**EXERCISE MATERIAL**
## START

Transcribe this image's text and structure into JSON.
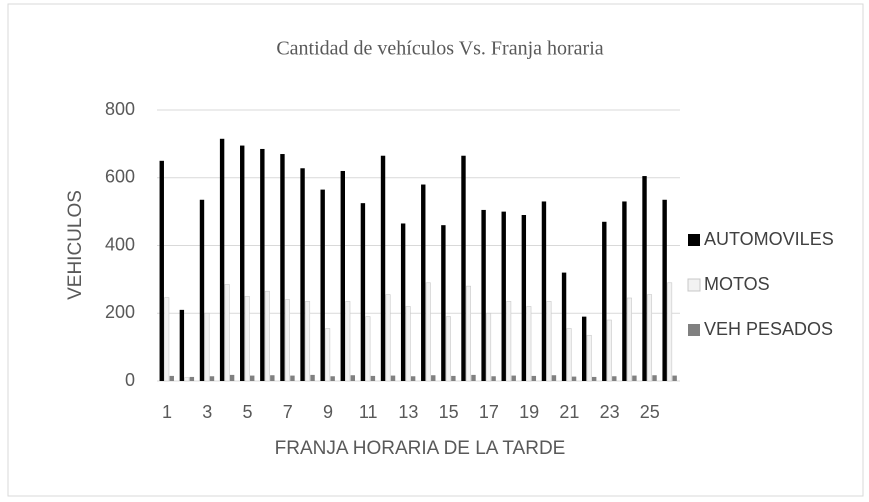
{
  "chart_data": {
    "type": "bar",
    "title": "Cantidad de vehículos Vs. Franja horaria",
    "x_label": "FRANJA HORARIA DE LA TARDE",
    "y_label": "VEHICULOS",
    "categories": [
      "1",
      null,
      "3",
      null,
      "5",
      null,
      "7",
      null,
      "9",
      null,
      "11",
      null,
      "13",
      null,
      "15",
      null,
      "17",
      null,
      "19",
      null,
      "21",
      null,
      "23",
      null,
      "25",
      null
    ],
    "series": [
      {
        "name": "AUTOMOVILES",
        "color": "#000000",
        "values": [
          650,
          210,
          535,
          715,
          695,
          685,
          670,
          628,
          565,
          620,
          525,
          665,
          465,
          580,
          460,
          665,
          505,
          500,
          490,
          530,
          320,
          190,
          470,
          530,
          605,
          535
        ]
      },
      {
        "name": "MOTOS",
        "color": "#f2f2f2",
        "values": [
          246,
          10,
          200,
          285,
          250,
          265,
          240,
          235,
          155,
          235,
          190,
          255,
          220,
          290,
          190,
          280,
          200,
          235,
          220,
          235,
          155,
          135,
          180,
          245,
          255,
          290
        ]
      },
      {
        "name": "VEH PESADOS",
        "color": "#808080",
        "values": [
          15,
          12,
          14,
          18,
          16,
          17,
          16,
          18,
          14,
          17,
          15,
          16,
          14,
          17,
          15,
          18,
          14,
          16,
          15,
          17,
          13,
          12,
          14,
          16,
          17,
          16
        ]
      }
    ],
    "ylim": [
      0,
      800
    ],
    "yticks": [
      0,
      200,
      400,
      600,
      800
    ],
    "grid": true,
    "legend": "right"
  }
}
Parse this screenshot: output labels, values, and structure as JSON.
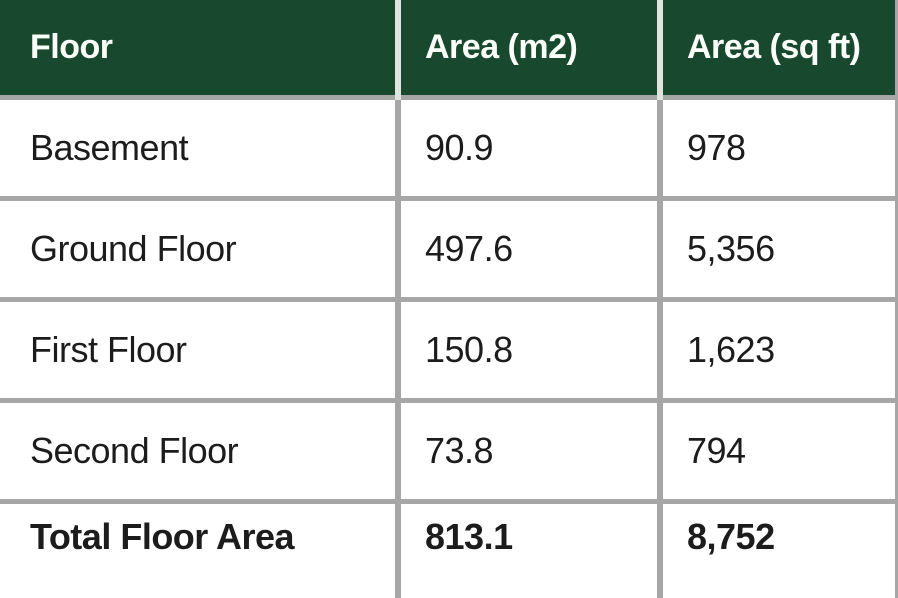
{
  "chart_data": {
    "type": "table",
    "title": "",
    "columns": [
      "Floor",
      "Area (m2)",
      "Area (sq ft)"
    ],
    "rows": [
      [
        "Basement",
        "90.9",
        "978"
      ],
      [
        "Ground Floor",
        "497.6",
        "5,356"
      ],
      [
        "First Floor",
        "150.8",
        "1,623"
      ],
      [
        "Second Floor",
        "73.8",
        "794"
      ],
      [
        "Total Floor Area",
        "813.1",
        "8,752"
      ]
    ]
  },
  "table": {
    "header": {
      "floor": "Floor",
      "area_m2": "Area (m2)",
      "area_sqft": "Area (sq ft)"
    },
    "rows": [
      {
        "floor": "Basement",
        "area_m2": "90.9",
        "area_sqft": "978"
      },
      {
        "floor": "Ground Floor",
        "area_m2": "497.6",
        "area_sqft": "5,356"
      },
      {
        "floor": "First Floor",
        "area_m2": "150.8",
        "area_sqft": "1,623"
      },
      {
        "floor": "Second Floor",
        "area_m2": "73.8",
        "area_sqft": "794"
      }
    ],
    "total": {
      "floor": "Total Floor Area",
      "area_m2": "813.1",
      "area_sqft": "8,752"
    }
  },
  "colors": {
    "header_bg": "#18492f",
    "header_text": "#fbfff9",
    "header_divider": "#dfe4df",
    "grid_line": "#a6a6a6",
    "cell_text": "#1c1c1c",
    "row_bg": "#ffffff"
  }
}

## END

**TO DO**
Write out every line above exactly as it is, leaving out the pictures.

**RESULT OF THIS TASK**
Transcribe this image's text and structure into JSON.
{
  "chart_data": {
    "type": "bar",
    "title": "Cantidad de vehículos Vs. Franja horaria",
    "x_label": "FRANJA HORARIA DE LA TARDE",
    "y_label": "VEHICULOS",
    "categories": [
      "1",
      null,
      "3",
      null,
      "5",
      null,
      "7",
      null,
      "9",
      null,
      "11",
      null,
      "13",
      null,
      "15",
      null,
      "17",
      null,
      "19",
      null,
      "21",
      null,
      "23",
      null,
      "25",
      null
    ],
    "series": [
      {
        "name": "AUTOMOVILES",
        "color": "#000000",
        "values": [
          650,
          210,
          535,
          715,
          695,
          685,
          670,
          628,
          565,
          620,
          525,
          665,
          465,
          580,
          460,
          665,
          505,
          500,
          490,
          530,
          320,
          190,
          470,
          530,
          605,
          535
        ]
      },
      {
        "name": "MOTOS",
        "color": "#f2f2f2",
        "values": [
          246,
          10,
          200,
          285,
          250,
          265,
          240,
          235,
          155,
          235,
          190,
          255,
          220,
          290,
          190,
          280,
          200,
          235,
          220,
          235,
          155,
          135,
          180,
          245,
          255,
          290
        ]
      },
      {
        "name": "VEH PESADOS",
        "color": "#808080",
        "values": [
          15,
          12,
          14,
          18,
          16,
          17,
          16,
          18,
          14,
          17,
          15,
          16,
          14,
          17,
          15,
          18,
          14,
          16,
          15,
          17,
          13,
          12,
          14,
          16,
          17,
          16
        ]
      }
    ],
    "ylim": [
      0,
      800
    ],
    "yticks": [
      0,
      200,
      400,
      600,
      800
    ],
    "grid": true,
    "legend": "right"
  }
}
Parse this screenshot: output labels, values, and structure as JSON.
{
  "chart_data": {
    "type": "table",
    "title": "",
    "columns": [
      "Floor",
      "Area (m2)",
      "Area (sq ft)"
    ],
    "rows": [
      [
        "Basement",
        "90.9",
        "978"
      ],
      [
        "Ground Floor",
        "497.6",
        "5,356"
      ],
      [
        "First Floor",
        "150.8",
        "1,623"
      ],
      [
        "Second Floor",
        "73.8",
        "794"
      ],
      [
        "Total Floor Area",
        "813.1",
        "8,752"
      ]
    ]
  },
  "table": {
    "header": {
      "floor": "Floor",
      "area_m2": "Area (m2)",
      "area_sqft": "Area (sq ft)"
    },
    "rows": [
      {
        "floor": "Basement",
        "area_m2": "90.9",
        "area_sqft": "978"
      },
      {
        "floor": "Ground Floor",
        "area_m2": "497.6",
        "area_sqft": "5,356"
      },
      {
        "floor": "First Floor",
        "area_m2": "150.8",
        "area_sqft": "1,623"
      },
      {
        "floor": "Second Floor",
        "area_m2": "73.8",
        "area_sqft": "794"
      }
    ],
    "total": {
      "floor": "Total Floor Area",
      "area_m2": "813.1",
      "area_sqft": "8,752"
    }
  },
  "colors": {
    "header_bg": "#18492f",
    "header_text": "#fbfff9",
    "header_divider": "#dfe4df",
    "grid_line": "#a6a6a6",
    "cell_text": "#1c1c1c",
    "row_bg": "#ffffff"
  }
}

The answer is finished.